● **Exercise task**
Look through the entries below and report how many lines hold the string "homme". Only the number is wanted.

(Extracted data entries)
********************
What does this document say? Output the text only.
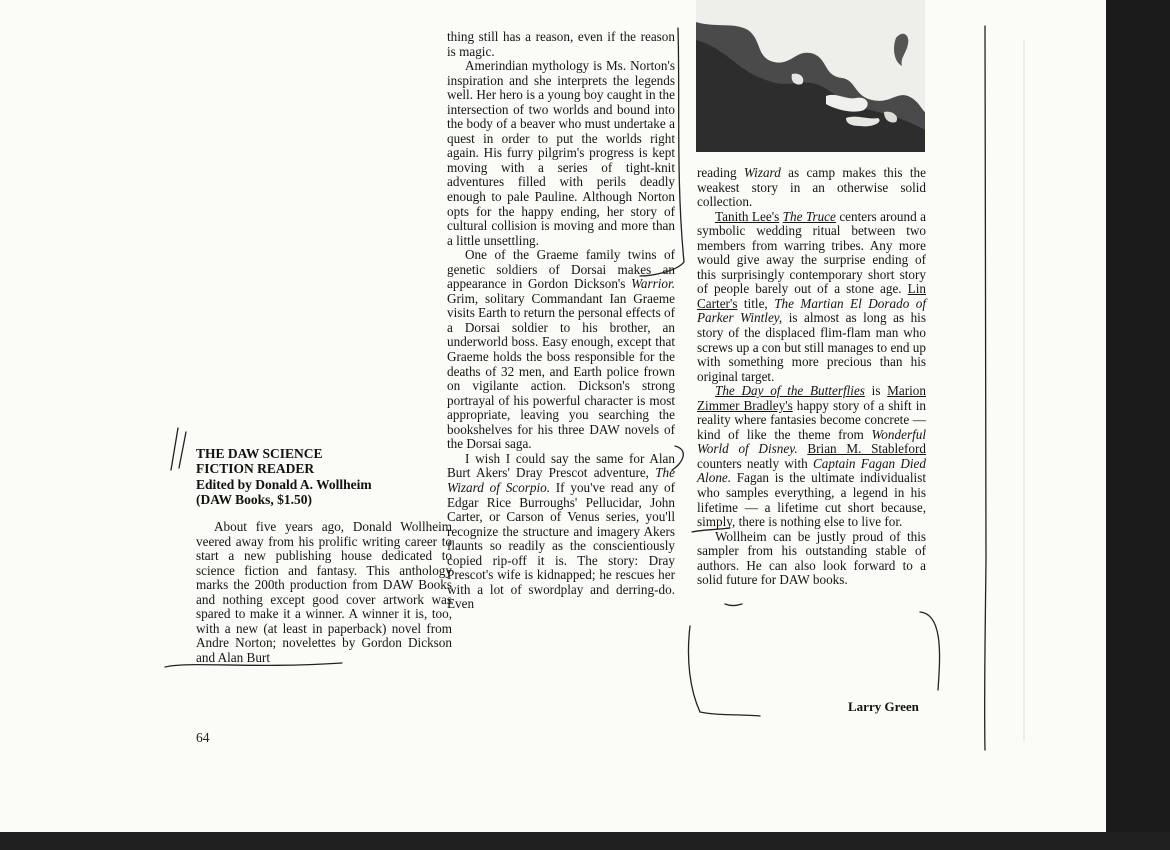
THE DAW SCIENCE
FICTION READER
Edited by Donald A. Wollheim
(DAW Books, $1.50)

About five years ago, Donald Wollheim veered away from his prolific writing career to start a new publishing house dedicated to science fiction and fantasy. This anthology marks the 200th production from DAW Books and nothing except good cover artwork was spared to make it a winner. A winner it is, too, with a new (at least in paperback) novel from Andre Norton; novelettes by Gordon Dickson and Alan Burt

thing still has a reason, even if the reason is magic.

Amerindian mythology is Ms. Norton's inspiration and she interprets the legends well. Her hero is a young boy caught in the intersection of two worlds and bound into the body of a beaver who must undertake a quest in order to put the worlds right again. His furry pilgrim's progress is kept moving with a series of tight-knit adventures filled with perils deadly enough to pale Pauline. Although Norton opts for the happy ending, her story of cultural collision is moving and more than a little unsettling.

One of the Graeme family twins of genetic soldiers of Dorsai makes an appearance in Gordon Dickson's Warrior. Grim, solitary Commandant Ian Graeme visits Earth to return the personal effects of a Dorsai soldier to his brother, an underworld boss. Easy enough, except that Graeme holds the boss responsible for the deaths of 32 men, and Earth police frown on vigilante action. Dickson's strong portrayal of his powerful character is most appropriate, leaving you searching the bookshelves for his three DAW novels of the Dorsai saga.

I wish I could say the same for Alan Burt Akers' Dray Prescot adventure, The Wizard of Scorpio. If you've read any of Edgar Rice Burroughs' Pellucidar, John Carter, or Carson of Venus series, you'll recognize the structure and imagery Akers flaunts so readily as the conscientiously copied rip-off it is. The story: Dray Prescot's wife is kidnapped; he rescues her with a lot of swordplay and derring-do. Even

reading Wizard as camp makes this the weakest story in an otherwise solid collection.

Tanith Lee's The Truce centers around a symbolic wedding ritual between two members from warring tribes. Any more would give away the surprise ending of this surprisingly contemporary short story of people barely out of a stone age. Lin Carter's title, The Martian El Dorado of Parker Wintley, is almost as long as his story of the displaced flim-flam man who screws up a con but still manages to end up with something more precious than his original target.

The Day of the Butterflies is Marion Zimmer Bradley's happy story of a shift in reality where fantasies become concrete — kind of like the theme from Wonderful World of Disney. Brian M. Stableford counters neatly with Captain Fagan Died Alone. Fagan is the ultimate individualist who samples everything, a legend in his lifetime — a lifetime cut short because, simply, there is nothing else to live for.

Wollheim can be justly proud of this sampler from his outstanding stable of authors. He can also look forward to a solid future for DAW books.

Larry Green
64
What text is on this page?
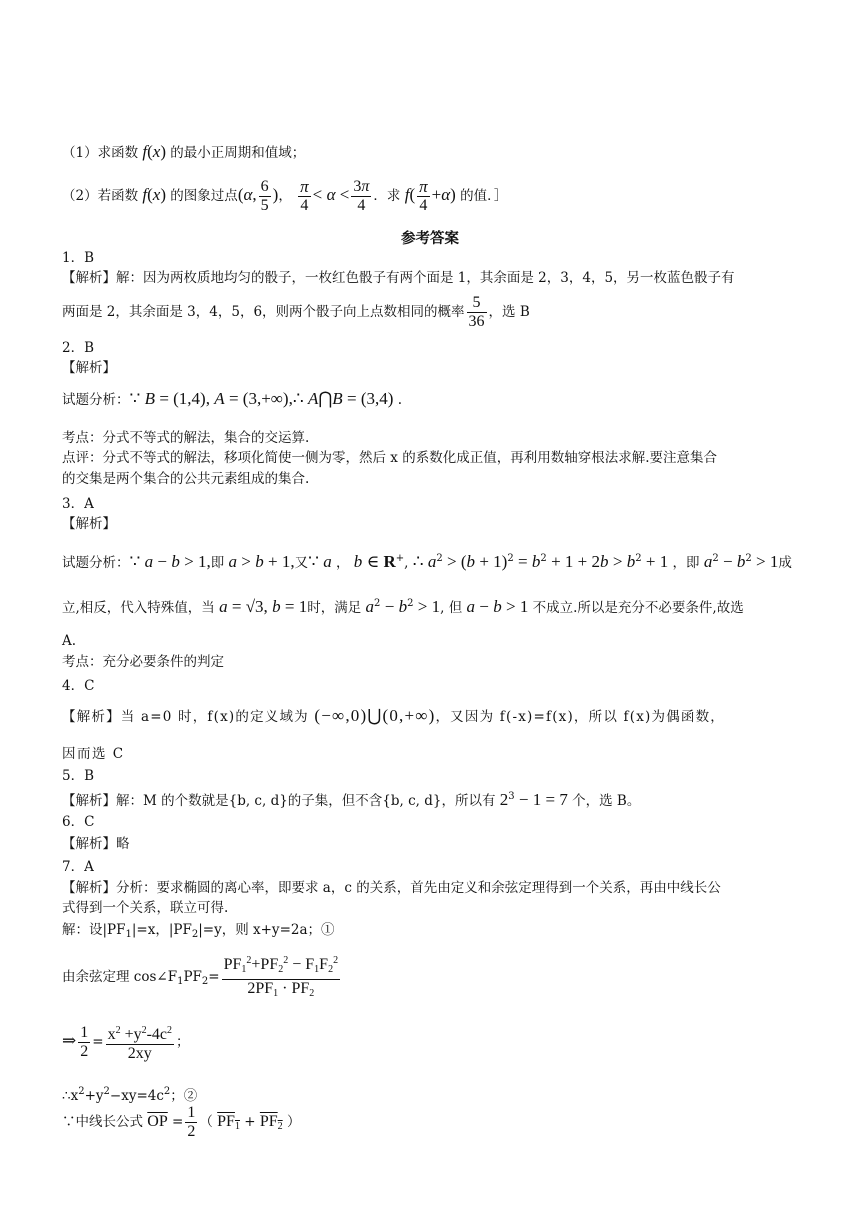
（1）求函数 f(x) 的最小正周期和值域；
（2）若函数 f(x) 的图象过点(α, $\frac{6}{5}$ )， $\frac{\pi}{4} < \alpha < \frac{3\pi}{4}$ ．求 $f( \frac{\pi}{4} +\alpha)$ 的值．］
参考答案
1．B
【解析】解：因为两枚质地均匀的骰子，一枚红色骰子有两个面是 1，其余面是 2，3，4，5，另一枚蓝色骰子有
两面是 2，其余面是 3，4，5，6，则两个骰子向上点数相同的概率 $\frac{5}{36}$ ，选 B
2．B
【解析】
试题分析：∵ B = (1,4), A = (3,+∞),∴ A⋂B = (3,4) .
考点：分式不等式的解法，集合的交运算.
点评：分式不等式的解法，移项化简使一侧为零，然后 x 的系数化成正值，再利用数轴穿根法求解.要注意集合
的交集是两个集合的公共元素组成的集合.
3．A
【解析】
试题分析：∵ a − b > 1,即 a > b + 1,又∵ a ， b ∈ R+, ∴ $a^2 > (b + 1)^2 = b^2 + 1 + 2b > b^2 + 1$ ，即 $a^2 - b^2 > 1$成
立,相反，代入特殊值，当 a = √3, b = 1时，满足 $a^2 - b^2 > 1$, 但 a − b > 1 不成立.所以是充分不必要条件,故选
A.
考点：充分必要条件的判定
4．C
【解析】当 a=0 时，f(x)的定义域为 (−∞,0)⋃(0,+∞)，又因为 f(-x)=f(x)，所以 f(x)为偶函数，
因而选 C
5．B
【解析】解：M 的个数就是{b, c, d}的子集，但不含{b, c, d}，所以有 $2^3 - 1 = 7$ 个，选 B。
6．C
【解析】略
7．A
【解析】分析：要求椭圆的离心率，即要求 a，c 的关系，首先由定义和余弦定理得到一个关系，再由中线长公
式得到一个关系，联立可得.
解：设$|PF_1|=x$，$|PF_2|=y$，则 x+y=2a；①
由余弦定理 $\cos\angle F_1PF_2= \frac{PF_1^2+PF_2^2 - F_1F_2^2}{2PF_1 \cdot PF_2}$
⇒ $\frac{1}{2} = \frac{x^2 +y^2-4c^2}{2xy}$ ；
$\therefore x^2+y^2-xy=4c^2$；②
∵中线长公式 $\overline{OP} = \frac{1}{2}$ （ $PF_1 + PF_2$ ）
********************
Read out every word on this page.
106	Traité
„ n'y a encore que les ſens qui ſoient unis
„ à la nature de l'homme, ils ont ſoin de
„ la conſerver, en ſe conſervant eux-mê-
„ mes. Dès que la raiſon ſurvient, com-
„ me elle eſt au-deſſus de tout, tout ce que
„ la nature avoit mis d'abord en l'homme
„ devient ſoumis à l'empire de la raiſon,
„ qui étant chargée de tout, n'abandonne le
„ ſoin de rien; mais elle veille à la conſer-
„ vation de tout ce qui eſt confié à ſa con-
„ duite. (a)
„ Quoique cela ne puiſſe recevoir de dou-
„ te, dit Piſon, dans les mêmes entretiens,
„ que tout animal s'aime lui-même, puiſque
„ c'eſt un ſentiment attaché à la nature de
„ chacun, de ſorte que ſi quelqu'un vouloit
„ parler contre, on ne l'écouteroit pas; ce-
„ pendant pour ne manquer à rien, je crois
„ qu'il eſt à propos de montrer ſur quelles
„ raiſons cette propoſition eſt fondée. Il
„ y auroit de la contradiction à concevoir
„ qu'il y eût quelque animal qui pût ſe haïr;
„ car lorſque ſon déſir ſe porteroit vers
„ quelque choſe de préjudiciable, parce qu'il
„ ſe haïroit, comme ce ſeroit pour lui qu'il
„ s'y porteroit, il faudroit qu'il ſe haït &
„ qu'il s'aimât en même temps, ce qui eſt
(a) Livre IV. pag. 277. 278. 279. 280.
********************
● **Written solution**
2